*ITEMS*
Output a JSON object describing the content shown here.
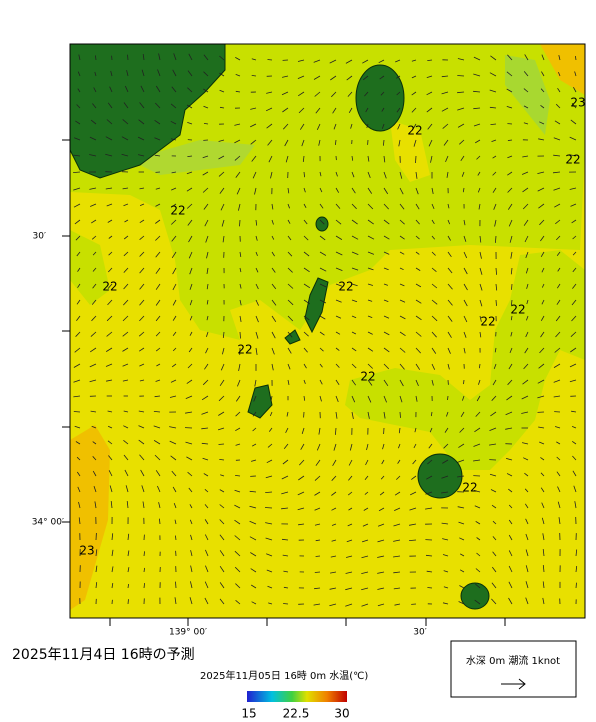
{
  "map": {
    "title": "2025年11月4日 16時の予測",
    "subtitle": "2025年11月05日 16時 0m 水温(℃)",
    "y_axis_labels": [
      "30′",
      "34° 00′"
    ],
    "x_axis_labels": [
      "139° 00′",
      "30′"
    ],
    "contour_labels": [
      "22",
      "22",
      "22",
      "22",
      "22",
      "22",
      "22",
      "22",
      "22",
      "22",
      "23",
      "23"
    ],
    "colorbar_labels": [
      "15",
      "22.5",
      "30"
    ],
    "legend": "水深 0m 潮流 1knot"
  }
}
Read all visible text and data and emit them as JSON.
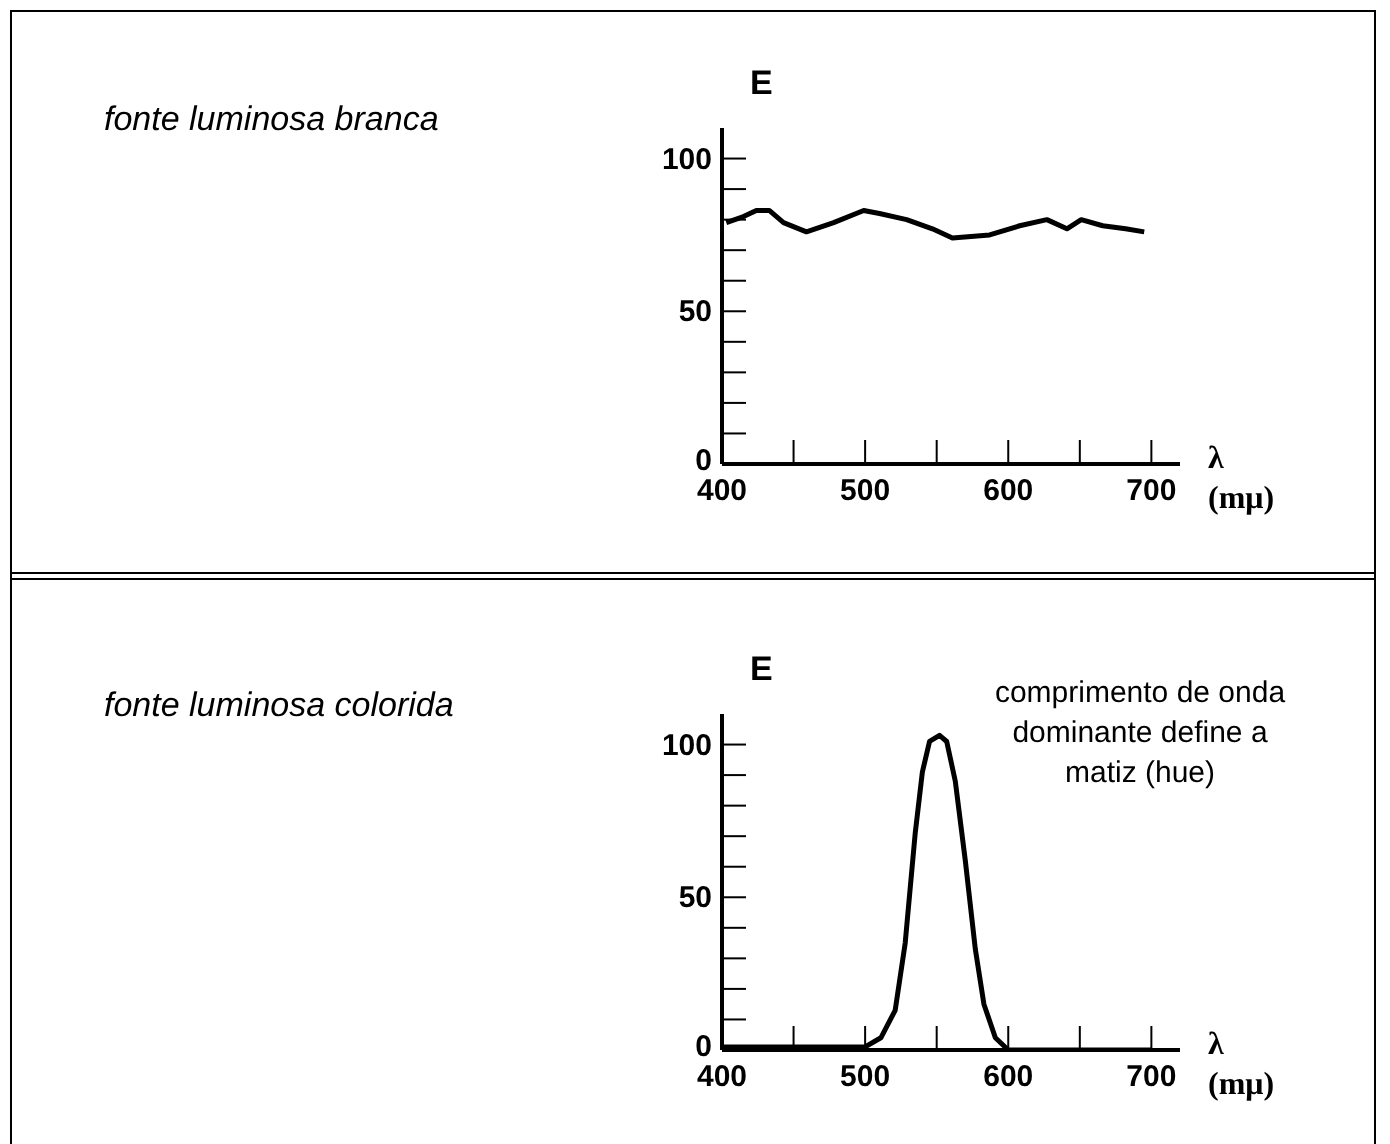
{
  "chart_data": [
    {
      "type": "line",
      "annotations": [
        "fonte luminosa branca"
      ],
      "xlabel": "λ (mμ)",
      "ylabel": "E",
      "color": "#000000",
      "x": [
        403,
        415,
        424,
        433,
        443,
        459,
        478,
        499,
        510,
        529,
        547,
        561,
        587,
        608,
        627,
        641,
        651,
        666,
        682,
        695
      ],
      "values": [
        79,
        81,
        83,
        83,
        79,
        76,
        79,
        83,
        82,
        80,
        77,
        74,
        75,
        78,
        80,
        77,
        80,
        78,
        77,
        76
      ],
      "xlim": [
        400,
        720
      ],
      "ylim": [
        0,
        110
      ],
      "xticks": [
        400,
        {
          "value": 450,
          "label": null
        },
        500,
        {
          "value": 550,
          "label": null
        },
        600,
        {
          "value": 650,
          "label": null
        },
        700
      ],
      "yticks": [
        0,
        {
          "value": 10,
          "label": null
        },
        {
          "value": 20,
          "label": null
        },
        {
          "value": 30,
          "label": null
        },
        {
          "value": 40,
          "label": null
        },
        50,
        {
          "value": 60,
          "label": null
        },
        {
          "value": 70,
          "label": null
        },
        {
          "value": 80,
          "label": null
        },
        {
          "value": 90,
          "label": null
        },
        100
      ]
    },
    {
      "type": "line",
      "xlabel": "λ (mμ)",
      "ylabel": "E",
      "color": "#000000",
      "x": [
        400,
        500,
        511,
        521,
        528,
        535,
        540,
        545,
        552,
        557,
        563,
        570,
        577,
        583,
        591,
        600,
        700
      ],
      "values": [
        1,
        1,
        4,
        13,
        35,
        71,
        91,
        101,
        103,
        101,
        88,
        62,
        33,
        15,
        4,
        0,
        0
      ],
      "xlim": [
        400,
        720
      ],
      "ylim": [
        0,
        110
      ],
      "xticks": [
        400,
        {
          "value": 450,
          "label": null
        },
        500,
        {
          "value": 550,
          "label": null
        },
        600,
        {
          "value": 650,
          "label": null
        },
        700
      ],
      "yticks": [
        0,
        {
          "value": 10,
          "label": null
        },
        {
          "value": 20,
          "label": null
        },
        {
          "value": 30,
          "label": null
        },
        {
          "value": 40,
          "label": null
        },
        50,
        {
          "value": 60,
          "label": null
        },
        {
          "value": 70,
          "label": null
        },
        {
          "value": 80,
          "label": null
        },
        {
          "value": 90,
          "label": null
        },
        100
      ],
      "annotations": [
        "fonte luminosa colorida",
        "comprimento de onda dominante define a matiz (hue)"
      ]
    }
  ]
}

*THE TASK*
Extract the full listing above verbatim; pictures are to be left out of the copy.

*COMPLETED TASK*
Output a JSON object describing the content shown here.
{
  "map": {
    "title": "2025年11月4日 16時の予測",
    "subtitle": "2025年11月05日 16時 0m 水温(℃)",
    "y_axis_labels": [
      "30′",
      "34° 00′"
    ],
    "x_axis_labels": [
      "139° 00′",
      "30′"
    ],
    "contour_labels": [
      "22",
      "22",
      "22",
      "22",
      "22",
      "22",
      "22",
      "22",
      "22",
      "22",
      "23",
      "23"
    ],
    "colorbar_labels": [
      "15",
      "22.5",
      "30"
    ],
    "legend": "水深 0m 潮流 1knot"
  }
}
Read all visible text and data and emit them as JSON.
{
  "chart_data": [
    {
      "type": "line",
      "annotations": [
        "fonte luminosa branca"
      ],
      "xlabel": "λ (mμ)",
      "ylabel": "E",
      "color": "#000000",
      "x": [
        403,
        415,
        424,
        433,
        443,
        459,
        478,
        499,
        510,
        529,
        547,
        561,
        587,
        608,
        627,
        641,
        651,
        666,
        682,
        695
      ],
      "values": [
        79,
        81,
        83,
        83,
        79,
        76,
        79,
        83,
        82,
        80,
        77,
        74,
        75,
        78,
        80,
        77,
        80,
        78,
        77,
        76
      ],
      "xlim": [
        400,
        720
      ],
      "ylim": [
        0,
        110
      ],
      "xticks": [
        400,
        {
          "value": 450,
          "label": null
        },
        500,
        {
          "value": 550,
          "label": null
        },
        600,
        {
          "value": 650,
          "label": null
        },
        700
      ],
      "yticks": [
        0,
        {
          "value": 10,
          "label": null
        },
        {
          "value": 20,
          "label": null
        },
        {
          "value": 30,
          "label": null
        },
        {
          "value": 40,
          "label": null
        },
        50,
        {
          "value": 60,
          "label": null
        },
        {
          "value": 70,
          "label": null
        },
        {
          "value": 80,
          "label": null
        },
        {
          "value": 90,
          "label": null
        },
        100
      ]
    },
    {
      "type": "line",
      "xlabel": "λ (mμ)",
      "ylabel": "E",
      "color": "#000000",
      "x": [
        400,
        500,
        511,
        521,
        528,
        535,
        540,
        545,
        552,
        557,
        563,
        570,
        577,
        583,
        591,
        600,
        700
      ],
      "values": [
        1,
        1,
        4,
        13,
        35,
        71,
        91,
        101,
        103,
        101,
        88,
        62,
        33,
        15,
        4,
        0,
        0
      ],
      "xlim": [
        400,
        720
      ],
      "ylim": [
        0,
        110
      ],
      "xticks": [
        400,
        {
          "value": 450,
          "label": null
        },
        500,
        {
          "value": 550,
          "label": null
        },
        600,
        {
          "value": 650,
          "label": null
        },
        700
      ],
      "yticks": [
        0,
        {
          "value": 10,
          "label": null
        },
        {
          "value": 20,
          "label": null
        },
        {
          "value": 30,
          "label": null
        },
        {
          "value": 40,
          "label": null
        },
        50,
        {
          "value": 60,
          "label": null
        },
        {
          "value": 70,
          "label": null
        },
        {
          "value": 80,
          "label": null
        },
        {
          "value": 90,
          "label": null
        },
        100
      ],
      "annotations": [
        "fonte luminosa colorida",
        "comprimento de onda dominante define a matiz (hue)"
      ]
    }
  ]
}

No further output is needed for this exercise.